- _GOAL_:
Please output every line of the material as it stands, without the pictures.

※

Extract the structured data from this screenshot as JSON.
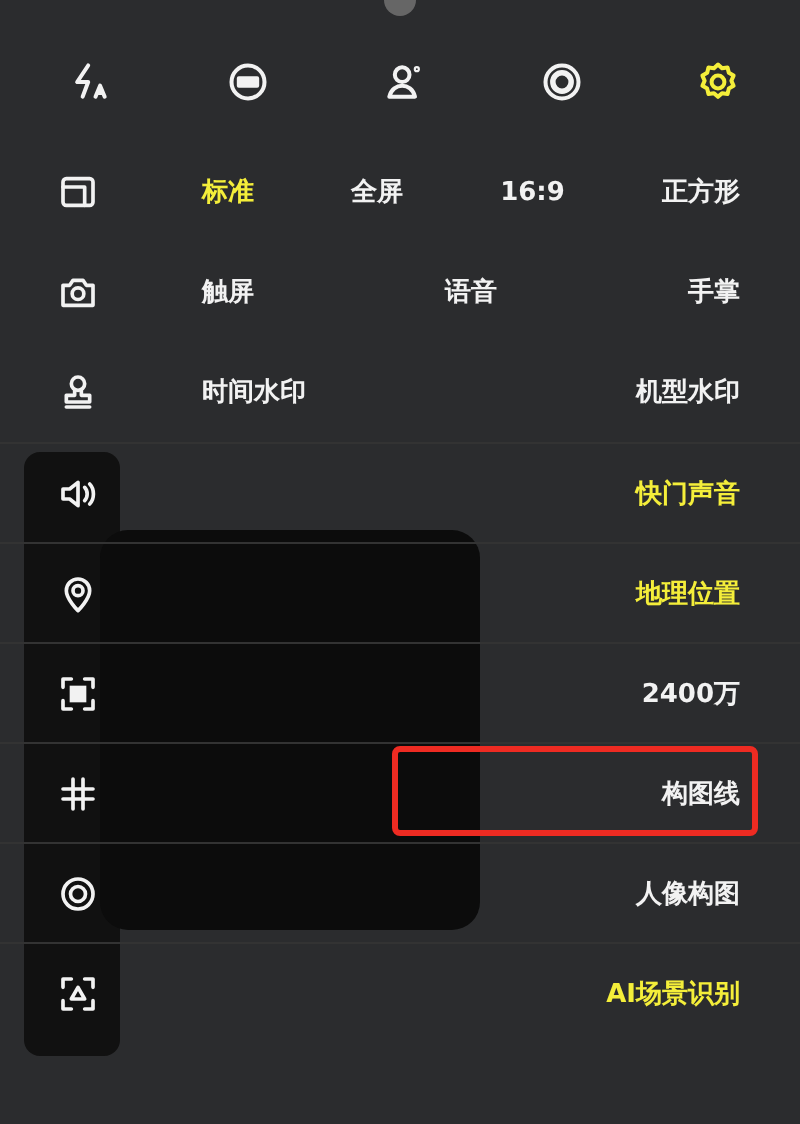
{
  "top_bar": [
    {
      "kind": "flash",
      "selected": false
    },
    {
      "kind": "hdr",
      "selected": false
    },
    {
      "kind": "portrait",
      "selected": false
    },
    {
      "kind": "live",
      "selected": false
    },
    {
      "kind": "settings",
      "selected": true
    }
  ],
  "settings": [
    {
      "kind": "frame",
      "options": [
        {
          "label": "标准",
          "selected": true
        },
        {
          "label": "全屏",
          "selected": false
        },
        {
          "label": "16:9",
          "selected": false
        },
        {
          "label": "正方形",
          "selected": false
        }
      ]
    },
    {
      "kind": "camera",
      "options": [
        {
          "label": "触屏",
          "selected": false
        },
        {
          "label": "语音",
          "selected": false
        },
        {
          "label": "手掌",
          "selected": false
        }
      ]
    },
    {
      "kind": "stamp",
      "options": [
        {
          "label": "时间水印",
          "selected": false
        },
        {
          "label": "机型水印",
          "selected": false
        }
      ]
    },
    {
      "kind": "speaker",
      "label": "快门声音",
      "on": true,
      "highlighted": false
    },
    {
      "kind": "pin",
      "label": "地理位置",
      "on": true,
      "highlighted": false
    },
    {
      "kind": "focus",
      "label": "2400万",
      "on": false,
      "highlighted": false
    },
    {
      "kind": "grid",
      "label": "构图线",
      "on": false,
      "highlighted": true
    },
    {
      "kind": "target",
      "label": "人像构图",
      "on": false,
      "highlighted": false
    },
    {
      "kind": "scan",
      "label": "AI场景识别",
      "on": true,
      "highlighted": false
    }
  ]
}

※

- _THE ANSWER_:
Extract the structured data from this screenshot as JSON.
{
  "top_bar": [
    {
      "kind": "flash",
      "selected": false
    },
    {
      "kind": "hdr",
      "selected": false
    },
    {
      "kind": "portrait",
      "selected": false
    },
    {
      "kind": "live",
      "selected": false
    },
    {
      "kind": "settings",
      "selected": true
    }
  ],
  "settings": [
    {
      "kind": "frame",
      "options": [
        {
          "label": "标准",
          "selected": true
        },
        {
          "label": "全屏",
          "selected": false
        },
        {
          "label": "16:9",
          "selected": false
        },
        {
          "label": "正方形",
          "selected": false
        }
      ]
    },
    {
      "kind": "camera",
      "options": [
        {
          "label": "触屏",
          "selected": false
        },
        {
          "label": "语音",
          "selected": false
        },
        {
          "label": "手掌",
          "selected": false
        }
      ]
    },
    {
      "kind": "stamp",
      "options": [
        {
          "label": "时间水印",
          "selected": false
        },
        {
          "label": "机型水印",
          "selected": false
        }
      ]
    },
    {
      "kind": "speaker",
      "label": "快门声音",
      "on": true,
      "highlighted": false
    },
    {
      "kind": "pin",
      "label": "地理位置",
      "on": true,
      "highlighted": false
    },
    {
      "kind": "focus",
      "label": "2400万",
      "on": false,
      "highlighted": false
    },
    {
      "kind": "grid",
      "label": "构图线",
      "on": false,
      "highlighted": true
    },
    {
      "kind": "target",
      "label": "人像构图",
      "on": false,
      "highlighted": false
    },
    {
      "kind": "scan",
      "label": "AI场景识别",
      "on": true,
      "highlighted": false
    }
  ]
}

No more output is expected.